Please list all lines of the material below in which the string "电子信息工程学院" occurs.

****************************************

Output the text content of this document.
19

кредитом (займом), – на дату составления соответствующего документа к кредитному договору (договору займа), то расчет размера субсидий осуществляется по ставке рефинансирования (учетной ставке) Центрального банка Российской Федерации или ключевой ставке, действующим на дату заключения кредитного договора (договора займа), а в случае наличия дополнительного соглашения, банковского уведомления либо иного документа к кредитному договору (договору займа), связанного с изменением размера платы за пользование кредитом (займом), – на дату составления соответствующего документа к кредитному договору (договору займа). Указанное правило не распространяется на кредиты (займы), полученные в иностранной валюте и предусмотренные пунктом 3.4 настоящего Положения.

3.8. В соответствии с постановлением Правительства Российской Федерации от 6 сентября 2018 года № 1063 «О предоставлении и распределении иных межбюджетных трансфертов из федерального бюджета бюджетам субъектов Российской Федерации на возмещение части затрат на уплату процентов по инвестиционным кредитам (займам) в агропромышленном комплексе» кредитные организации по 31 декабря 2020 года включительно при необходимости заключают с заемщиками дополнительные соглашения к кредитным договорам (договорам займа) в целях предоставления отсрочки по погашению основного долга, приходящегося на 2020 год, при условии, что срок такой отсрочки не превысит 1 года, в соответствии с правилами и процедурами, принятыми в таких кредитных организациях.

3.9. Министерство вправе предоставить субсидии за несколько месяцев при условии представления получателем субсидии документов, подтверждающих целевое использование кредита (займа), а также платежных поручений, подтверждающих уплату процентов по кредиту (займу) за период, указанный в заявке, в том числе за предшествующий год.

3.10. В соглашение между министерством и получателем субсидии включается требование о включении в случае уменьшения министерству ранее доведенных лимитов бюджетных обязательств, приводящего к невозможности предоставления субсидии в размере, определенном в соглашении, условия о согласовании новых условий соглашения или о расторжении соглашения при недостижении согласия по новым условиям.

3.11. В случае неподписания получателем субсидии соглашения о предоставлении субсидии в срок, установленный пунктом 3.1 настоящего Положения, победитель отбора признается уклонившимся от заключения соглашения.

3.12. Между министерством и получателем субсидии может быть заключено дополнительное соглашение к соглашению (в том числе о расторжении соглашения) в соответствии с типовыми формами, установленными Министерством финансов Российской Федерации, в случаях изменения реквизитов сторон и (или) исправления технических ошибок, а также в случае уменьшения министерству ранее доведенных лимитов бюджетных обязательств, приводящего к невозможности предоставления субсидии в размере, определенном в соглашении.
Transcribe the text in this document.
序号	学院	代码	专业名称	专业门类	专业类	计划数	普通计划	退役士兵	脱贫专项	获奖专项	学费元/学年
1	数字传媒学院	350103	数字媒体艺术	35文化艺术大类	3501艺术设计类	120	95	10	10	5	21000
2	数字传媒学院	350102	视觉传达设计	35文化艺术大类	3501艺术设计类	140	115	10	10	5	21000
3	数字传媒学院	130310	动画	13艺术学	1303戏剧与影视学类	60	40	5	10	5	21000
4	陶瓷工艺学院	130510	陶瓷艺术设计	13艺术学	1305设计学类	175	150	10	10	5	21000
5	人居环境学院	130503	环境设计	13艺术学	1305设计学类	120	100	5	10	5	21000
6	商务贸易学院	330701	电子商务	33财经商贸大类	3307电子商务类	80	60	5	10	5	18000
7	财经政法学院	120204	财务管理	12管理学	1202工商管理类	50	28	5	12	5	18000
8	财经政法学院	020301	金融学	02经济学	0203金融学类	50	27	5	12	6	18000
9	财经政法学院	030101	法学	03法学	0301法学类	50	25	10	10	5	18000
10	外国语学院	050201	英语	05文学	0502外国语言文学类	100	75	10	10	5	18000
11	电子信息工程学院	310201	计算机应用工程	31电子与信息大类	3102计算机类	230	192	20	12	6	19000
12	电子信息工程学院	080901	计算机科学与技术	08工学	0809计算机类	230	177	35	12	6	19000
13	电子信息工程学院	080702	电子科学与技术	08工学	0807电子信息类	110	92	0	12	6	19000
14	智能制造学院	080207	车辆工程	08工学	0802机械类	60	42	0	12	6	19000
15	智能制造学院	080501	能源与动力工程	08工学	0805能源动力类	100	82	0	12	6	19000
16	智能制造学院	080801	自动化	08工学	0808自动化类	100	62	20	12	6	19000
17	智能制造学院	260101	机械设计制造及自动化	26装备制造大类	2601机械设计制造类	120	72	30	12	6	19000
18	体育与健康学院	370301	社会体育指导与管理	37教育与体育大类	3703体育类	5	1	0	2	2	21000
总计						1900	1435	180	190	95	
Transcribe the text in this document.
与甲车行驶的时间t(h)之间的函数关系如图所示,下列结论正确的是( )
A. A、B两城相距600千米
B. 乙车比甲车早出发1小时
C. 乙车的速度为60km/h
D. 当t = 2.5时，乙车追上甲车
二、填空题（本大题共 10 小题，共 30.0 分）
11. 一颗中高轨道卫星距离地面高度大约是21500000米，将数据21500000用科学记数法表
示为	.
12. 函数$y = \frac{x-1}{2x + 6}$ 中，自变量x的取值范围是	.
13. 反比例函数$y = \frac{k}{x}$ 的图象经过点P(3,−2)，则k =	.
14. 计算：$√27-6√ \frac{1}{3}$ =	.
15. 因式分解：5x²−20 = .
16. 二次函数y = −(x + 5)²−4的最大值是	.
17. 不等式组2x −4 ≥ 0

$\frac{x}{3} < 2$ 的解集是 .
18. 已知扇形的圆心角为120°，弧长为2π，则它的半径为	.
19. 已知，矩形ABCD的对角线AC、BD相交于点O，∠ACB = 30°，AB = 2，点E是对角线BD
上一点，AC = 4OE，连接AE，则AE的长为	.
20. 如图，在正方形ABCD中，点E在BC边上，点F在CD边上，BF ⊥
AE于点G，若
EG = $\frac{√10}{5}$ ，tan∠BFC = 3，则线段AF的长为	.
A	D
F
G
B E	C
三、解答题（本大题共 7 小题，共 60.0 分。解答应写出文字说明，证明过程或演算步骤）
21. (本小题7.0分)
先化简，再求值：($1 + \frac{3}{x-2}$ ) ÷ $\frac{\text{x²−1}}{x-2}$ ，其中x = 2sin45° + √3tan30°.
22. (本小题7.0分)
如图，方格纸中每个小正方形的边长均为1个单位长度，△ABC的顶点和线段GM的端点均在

****************************************

#### EXPECTED ANSWER
11	电子信息工程学院	310201	计算机应用工程	31电子与信息大类	3102计算机类	230	192	20	12	6	19000
12	电子信息工程学院	080901	计算机科学与技术	08工学	0809计算机类	230	177	35	12	6	19000
13	电子信息工程学院	080702	电子科学与技术	08工学	0807电子信息类	110	92	0	12	6	19000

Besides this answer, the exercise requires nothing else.